■ GIVEN EXERCISE:
Reproduce every one of the following records verbatim, line by line, without alteration.

■ LISTED ENTRIES:
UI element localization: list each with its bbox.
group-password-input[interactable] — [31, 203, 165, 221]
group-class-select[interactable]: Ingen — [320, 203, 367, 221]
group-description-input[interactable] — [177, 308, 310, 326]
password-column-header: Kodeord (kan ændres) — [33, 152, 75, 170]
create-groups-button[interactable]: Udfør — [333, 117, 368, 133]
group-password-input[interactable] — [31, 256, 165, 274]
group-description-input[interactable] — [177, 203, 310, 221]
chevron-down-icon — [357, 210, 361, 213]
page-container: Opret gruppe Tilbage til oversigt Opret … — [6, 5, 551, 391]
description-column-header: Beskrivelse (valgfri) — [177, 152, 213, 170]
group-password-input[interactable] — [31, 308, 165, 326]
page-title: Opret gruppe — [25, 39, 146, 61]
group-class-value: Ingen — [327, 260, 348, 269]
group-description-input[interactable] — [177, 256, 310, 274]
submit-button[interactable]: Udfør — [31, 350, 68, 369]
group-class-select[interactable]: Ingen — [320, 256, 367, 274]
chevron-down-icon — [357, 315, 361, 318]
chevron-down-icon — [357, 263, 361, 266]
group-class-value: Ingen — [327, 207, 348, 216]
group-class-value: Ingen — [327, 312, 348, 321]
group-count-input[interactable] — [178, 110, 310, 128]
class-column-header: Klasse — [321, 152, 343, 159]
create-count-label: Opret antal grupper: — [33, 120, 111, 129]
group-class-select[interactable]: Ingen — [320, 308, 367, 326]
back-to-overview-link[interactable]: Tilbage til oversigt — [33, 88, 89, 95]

■ RIGHT ANSWER:
UI element localization: list each with its bbox.
group-password-input[interactable] — [31, 203, 165, 221]
group-class-select[interactable]: Ingen — [320, 203, 367, 221]
group-description-input[interactable] — [177, 308, 310, 326]
password-column-header: Kodeord (kan ændres) — [33, 152, 75, 170]
create-groups-button[interactable]: Udfør — [333, 117, 368, 133]
group-password-input[interactable] — [31, 256, 165, 274]
group-description-input[interactable] — [177, 203, 310, 221]
chevron-down-icon — [357, 210, 361, 213]
page-container: Opret gruppe Tilbage til oversigt Opret … — [6, 5, 551, 391]
description-column-header: Beskrivelse (valgfri) — [177, 152, 213, 170]
group-password-input[interactable] — [31, 308, 165, 326]
page-title: Opret gruppe — [25, 39, 146, 61]
group-class-value: Ingen — [327, 260, 348, 269]
group-description-input[interactable] — [177, 256, 310, 274]
submit-button[interactable]: Udfør — [31, 350, 68, 369]
group-class-select[interactable]: Ingen — [320, 256, 367, 274]
chevron-down-icon — [357, 315, 361, 318]
chevron-down-icon — [357, 263, 361, 266]
group-class-value: Ingen — [327, 207, 348, 216]
group-class-value: Ingen — [327, 312, 348, 321]
group-count-input[interactable] — [178, 110, 310, 128]
class-column-header: Klasse — [321, 152, 343, 159]
create-count-label: Opret antal grupper: — [33, 120, 111, 129]
group-class-select[interactable]: Ingen — [320, 308, 367, 326]
back-to-overview-link[interactable]: Tilbage til oversigt — [33, 88, 89, 95]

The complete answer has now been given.